→ DATA FOR THIS TASK:
>> START

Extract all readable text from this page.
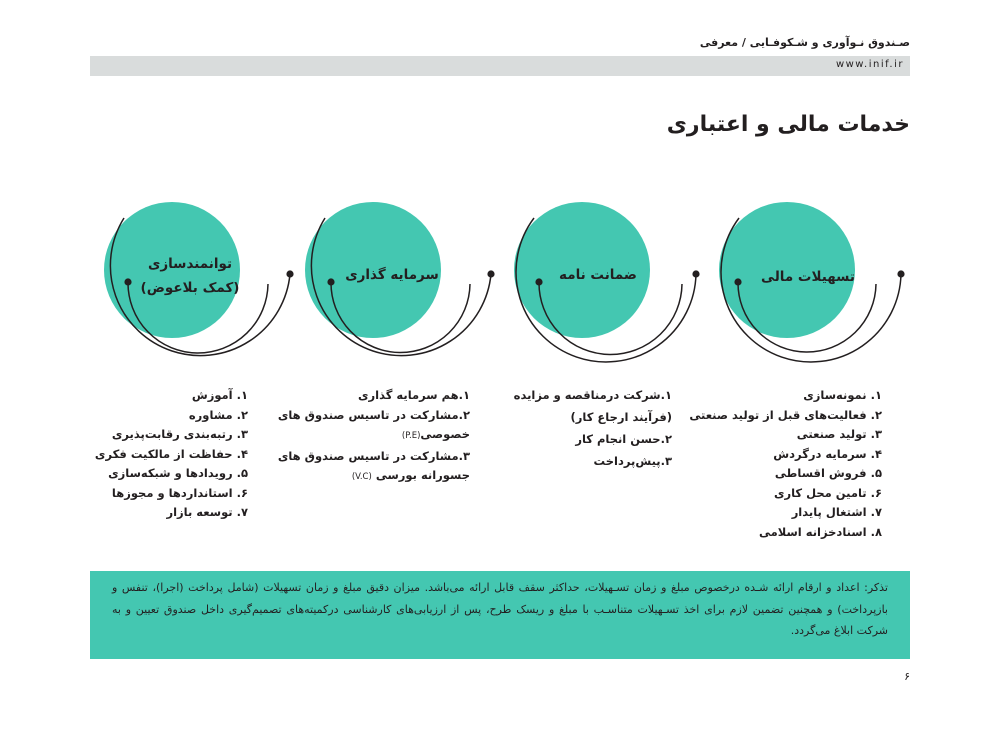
صـندوق نـوآوری و شـکوفـایی / معرفی
www.inif.ir
خدمات مالی و اعتباری
تسهیلات مالی
ضمانت نامه
سرمایه گذاری
توانمندسازی
(کمک بلاعوض)
۱. نمونه‌سازی
۲. فعالیت‌های قبل از تولید صنعتی
۳. تولید صنعتی
۴. سرمایه درگردش
۵. فروش اقساطی
۶. تامین محل کاری
۷. اشتغال پایدار
۸. اسنادخزانه اسلامی
۱.شرکت درمناقصه و مزایده
(فرآیند ارجاع کار)
۲.حسن انجام کار
۳.پیش‌پرداخت
۱.هم سرمایه گذاری
۲.مشارکت در تاسیس صندوق های
خصوصی(P.E)
۳.مشارکت در تاسیس صندوق های
جسورانه بورسی (V.C)
۱. آموزش
۲. مشاوره
۳. رتبه‌بندی رقابت‌پذیری
۴. حفاظت از مالکیت فکری
۵. رویدادها و شبکه‌سازی
۶. استانداردها و مجوزها
۷. توسعه بازار

تذکر: اعداد و ارقام ارائه شـده درخصوص مبلغ و زمان تسـهیلات، حداکثر سقف قابل ارائه می‌باشد. میزان دقیق مبلغ و زمان تسهیلات (شامل پرداخت (اجرا)، تنفس و بازپرداخت) و همچنین تضمین لازم برای اخذ تسـهیلات متناسـب با مبلغ و ریسک طرح، پس از ارزیابی‌های کارشناسی درکمیته‌های تصمیم‌گیری داخل صندوق تعیین و به شرکت ابلاغ می‌گردد.

۶
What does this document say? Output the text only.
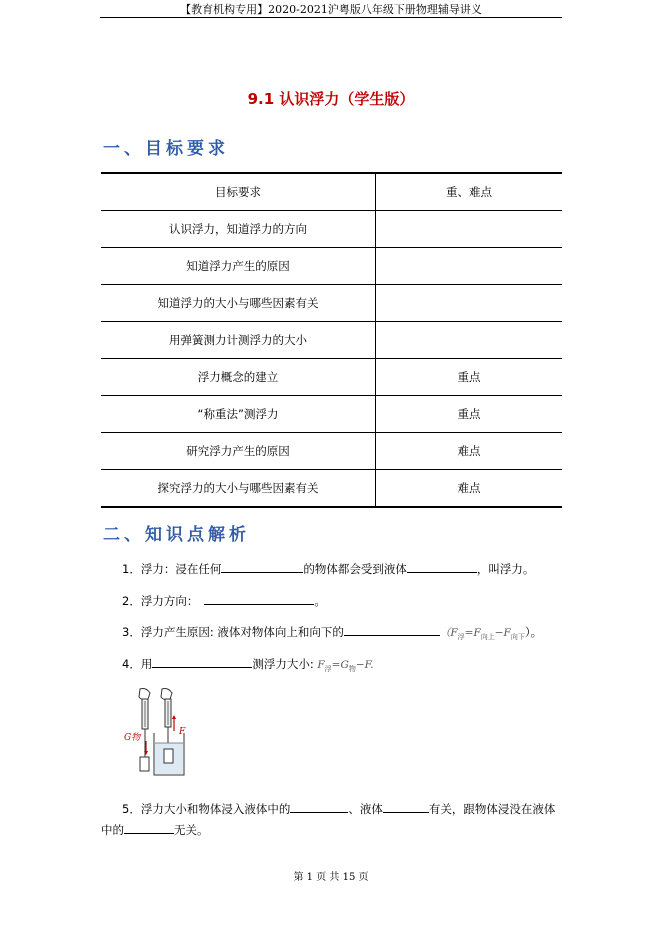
【教育机构专用】2020-2021沪粤版八年级下册物理辅导讲义
9.1 认识浮力（学生版）
一、目标要求
目标要求	重、难点
认识浮力，知道浮力的方向	
知道浮力产生的原因	
知道浮力的大小与哪些因素有关	
用弹簧测力计测浮力的大小	
浮力概念的建立	重点
“称重法”测浮力	重点
研究浮力产生的原因	难点
探究浮力的大小与哪些因素有关	难点
二、知识点解析
1．浮力：浸在任何	的物体都会受到液体	，叫浮力。
2．浮力方向：	。
3．浮力产生原因: 液体对物体向上和向下的	$(F_浮=F_{向上}-F_{向下})$。
4．用	测浮力大小: $F_浮=G_物-F$.
G物
F
5．浮力大小和物体浸入液体中的	、液体	有关，跟物体浸没在液体
中的	无关。
第 1 页 共 15 页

>> END

→ GOAL: Output the line containing "What does this" and each line after it, through the end of the material, exactly as given. No pictures belong in the output.

→ TASK RESULT:
What does this document say? Output the text only.
【教育机构专用】2020-2021沪粤版八年级下册物理辅导讲义
9.1 认识浮力（学生版）
一、目标要求
目标要求	重、难点
认识浮力，知道浮力的方向	
知道浮力产生的原因	
知道浮力的大小与哪些因素有关	
用弹簧测力计测浮力的大小	
浮力概念的建立	重点
“称重法”测浮力	重点
研究浮力产生的原因	难点
探究浮力的大小与哪些因素有关	难点
二、知识点解析
1．浮力：浸在任何	的物体都会受到液体	，叫浮力。
2．浮力方向：	。
3．浮力产生原因: 液体对物体向上和向下的	$(F_浮=F_{向上}-F_{向下})$。
4．用	测浮力大小: $F_浮=G_物-F$.
G物
F
5．浮力大小和物体浸入液体中的	、液体	有关，跟物体浸没在液体
中的	无关。
第 1 页 共 15 页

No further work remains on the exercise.